* Begin Given entries *

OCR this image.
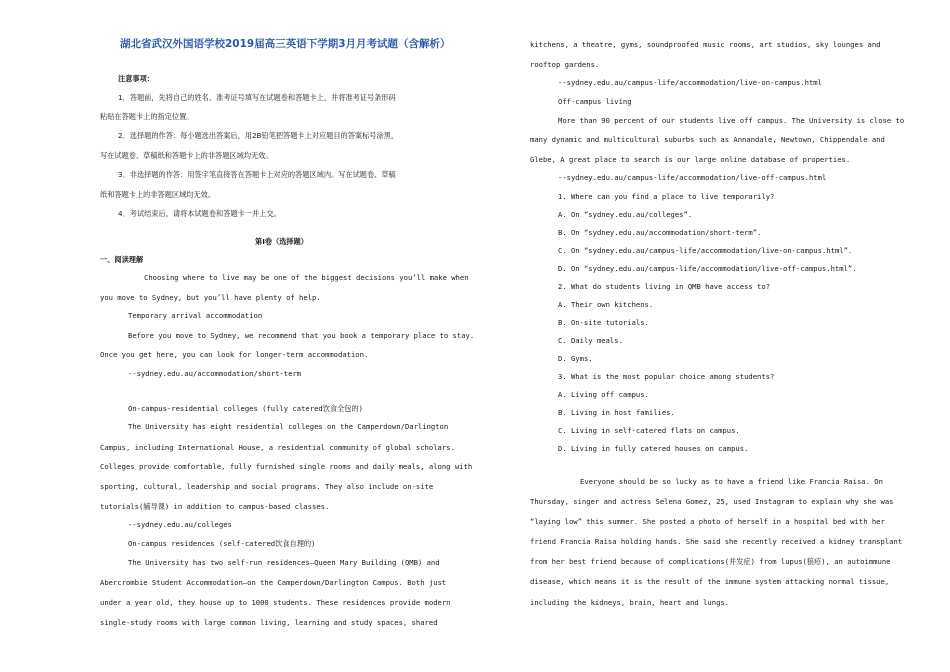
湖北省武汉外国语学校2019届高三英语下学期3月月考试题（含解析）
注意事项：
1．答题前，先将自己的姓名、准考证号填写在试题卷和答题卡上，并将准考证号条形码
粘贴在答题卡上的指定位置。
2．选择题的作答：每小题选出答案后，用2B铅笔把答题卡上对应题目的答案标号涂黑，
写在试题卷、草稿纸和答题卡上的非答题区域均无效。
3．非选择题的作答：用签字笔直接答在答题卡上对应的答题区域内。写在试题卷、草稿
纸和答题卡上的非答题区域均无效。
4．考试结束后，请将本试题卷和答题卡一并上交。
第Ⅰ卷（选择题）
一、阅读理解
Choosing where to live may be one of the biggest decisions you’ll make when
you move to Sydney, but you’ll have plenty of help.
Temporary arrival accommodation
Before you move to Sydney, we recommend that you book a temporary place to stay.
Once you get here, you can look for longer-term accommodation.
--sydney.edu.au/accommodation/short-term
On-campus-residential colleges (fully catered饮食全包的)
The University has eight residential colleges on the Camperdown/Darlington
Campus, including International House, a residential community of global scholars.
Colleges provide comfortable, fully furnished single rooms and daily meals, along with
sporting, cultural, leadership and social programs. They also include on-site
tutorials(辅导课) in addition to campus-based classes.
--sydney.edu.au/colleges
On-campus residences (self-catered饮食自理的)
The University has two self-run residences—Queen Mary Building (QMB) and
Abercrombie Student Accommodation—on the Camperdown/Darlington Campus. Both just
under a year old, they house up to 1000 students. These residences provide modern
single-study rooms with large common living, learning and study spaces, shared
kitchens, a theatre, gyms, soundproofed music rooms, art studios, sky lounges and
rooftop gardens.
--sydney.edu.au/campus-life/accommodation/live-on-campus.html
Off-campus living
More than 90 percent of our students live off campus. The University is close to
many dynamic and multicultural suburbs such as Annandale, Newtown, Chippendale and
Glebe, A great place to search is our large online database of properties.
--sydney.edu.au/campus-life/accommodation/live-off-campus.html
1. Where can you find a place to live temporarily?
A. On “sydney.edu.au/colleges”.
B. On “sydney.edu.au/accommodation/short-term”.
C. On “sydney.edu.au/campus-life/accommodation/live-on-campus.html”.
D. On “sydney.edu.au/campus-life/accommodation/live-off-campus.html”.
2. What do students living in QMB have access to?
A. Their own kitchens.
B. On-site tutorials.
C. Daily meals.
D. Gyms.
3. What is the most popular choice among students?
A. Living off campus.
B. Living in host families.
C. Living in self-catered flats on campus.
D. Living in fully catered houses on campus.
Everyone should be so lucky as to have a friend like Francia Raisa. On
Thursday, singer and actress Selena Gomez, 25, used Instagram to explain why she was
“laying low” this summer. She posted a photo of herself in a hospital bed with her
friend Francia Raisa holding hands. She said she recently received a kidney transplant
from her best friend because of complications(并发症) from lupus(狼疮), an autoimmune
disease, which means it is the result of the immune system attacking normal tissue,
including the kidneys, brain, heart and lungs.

* End Given entries *

## The request:
From the entries above, copy every line that holds the word "this".

## Full output:
OCR this image.
“laying low” this summer. She posted a photo of herself in a hospital bed with her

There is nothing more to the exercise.